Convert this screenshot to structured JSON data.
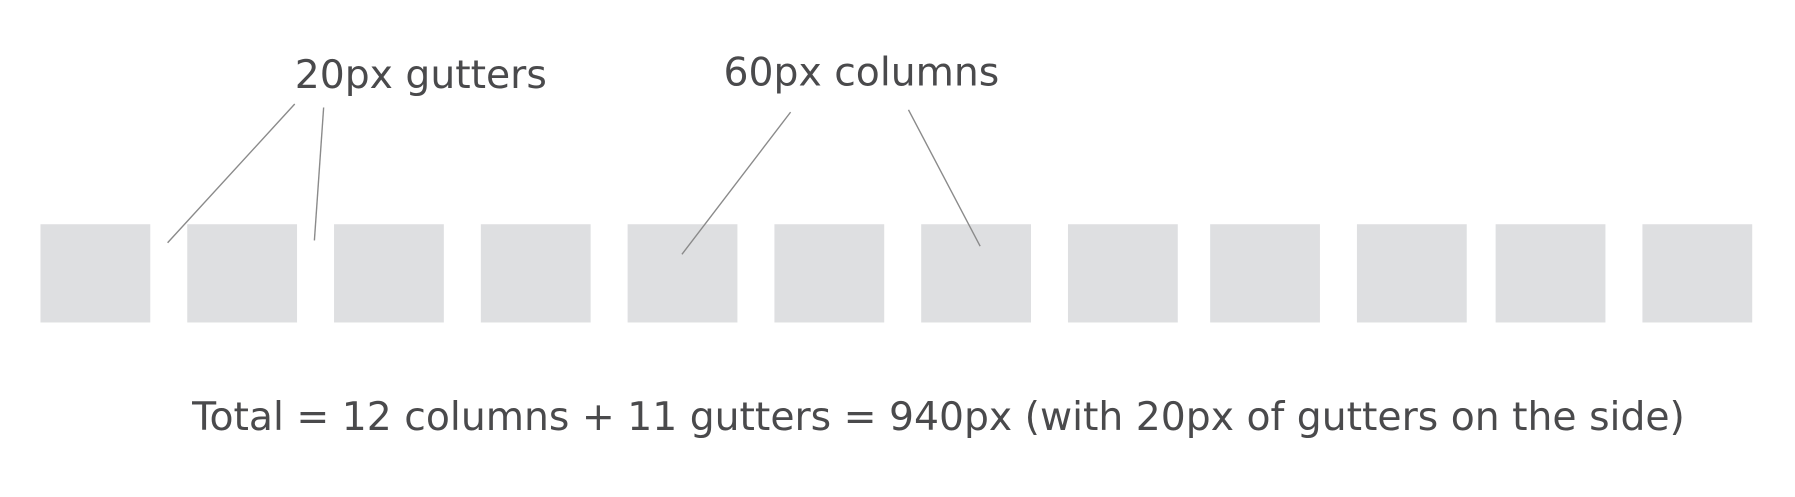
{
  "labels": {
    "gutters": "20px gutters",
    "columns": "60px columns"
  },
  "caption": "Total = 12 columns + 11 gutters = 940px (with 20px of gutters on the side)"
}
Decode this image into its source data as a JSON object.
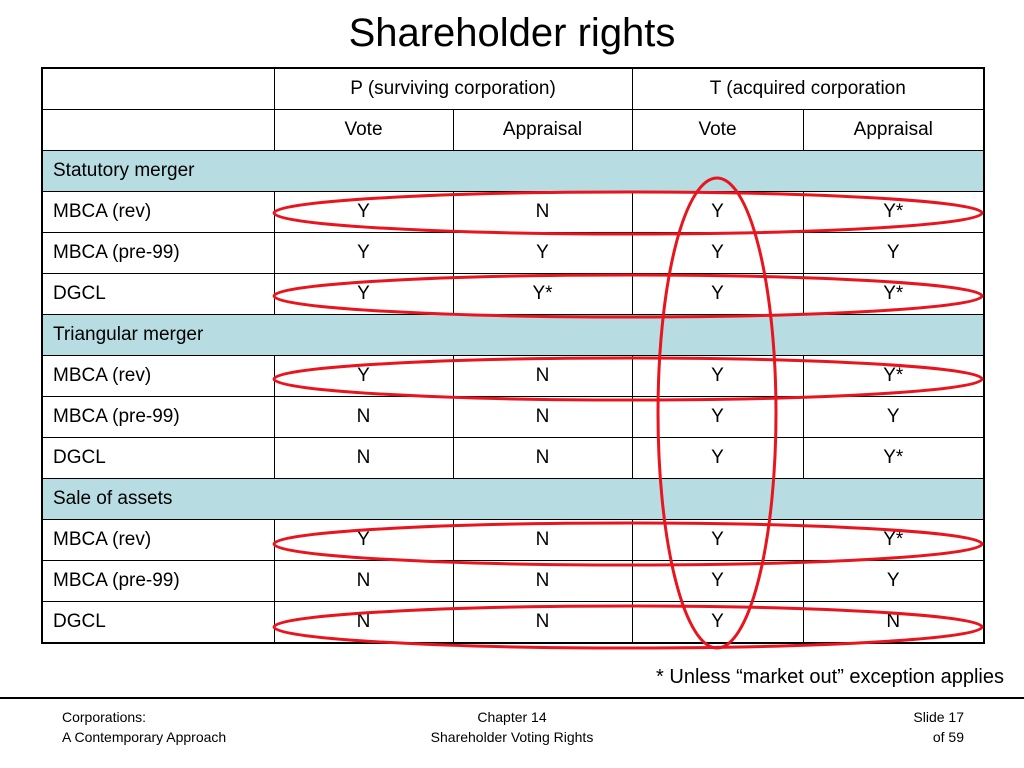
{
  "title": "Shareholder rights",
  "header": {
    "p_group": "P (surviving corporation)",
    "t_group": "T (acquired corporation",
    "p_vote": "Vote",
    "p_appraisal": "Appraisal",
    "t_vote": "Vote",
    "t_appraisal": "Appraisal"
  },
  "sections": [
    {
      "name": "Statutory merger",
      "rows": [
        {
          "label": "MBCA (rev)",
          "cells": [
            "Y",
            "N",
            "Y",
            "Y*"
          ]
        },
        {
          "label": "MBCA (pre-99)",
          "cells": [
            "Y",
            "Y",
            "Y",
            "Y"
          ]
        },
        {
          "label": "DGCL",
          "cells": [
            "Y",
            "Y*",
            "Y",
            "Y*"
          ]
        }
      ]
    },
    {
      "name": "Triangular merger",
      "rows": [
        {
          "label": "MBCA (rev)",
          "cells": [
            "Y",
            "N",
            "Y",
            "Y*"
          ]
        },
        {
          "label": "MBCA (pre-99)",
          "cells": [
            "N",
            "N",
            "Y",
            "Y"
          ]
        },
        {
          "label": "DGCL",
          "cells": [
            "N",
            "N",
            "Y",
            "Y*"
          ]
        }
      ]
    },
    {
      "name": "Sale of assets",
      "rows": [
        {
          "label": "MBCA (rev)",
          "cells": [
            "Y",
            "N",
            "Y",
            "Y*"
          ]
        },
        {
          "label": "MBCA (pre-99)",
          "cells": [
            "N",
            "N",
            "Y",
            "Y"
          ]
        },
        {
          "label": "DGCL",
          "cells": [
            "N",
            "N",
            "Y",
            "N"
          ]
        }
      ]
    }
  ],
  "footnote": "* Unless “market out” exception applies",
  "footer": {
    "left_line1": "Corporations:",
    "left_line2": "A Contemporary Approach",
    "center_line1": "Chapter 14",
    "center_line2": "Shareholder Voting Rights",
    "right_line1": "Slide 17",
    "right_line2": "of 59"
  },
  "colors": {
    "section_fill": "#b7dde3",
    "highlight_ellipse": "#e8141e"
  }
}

--------------------------------------------------

What is needed:
Show every line from the entries above in which the word "gutters" appears.

Exercise response:
    "gutters": "20px gutters",
  "caption": "Total = 12 columns + 11 gutters = 940px (with 20px of gutters on the side)"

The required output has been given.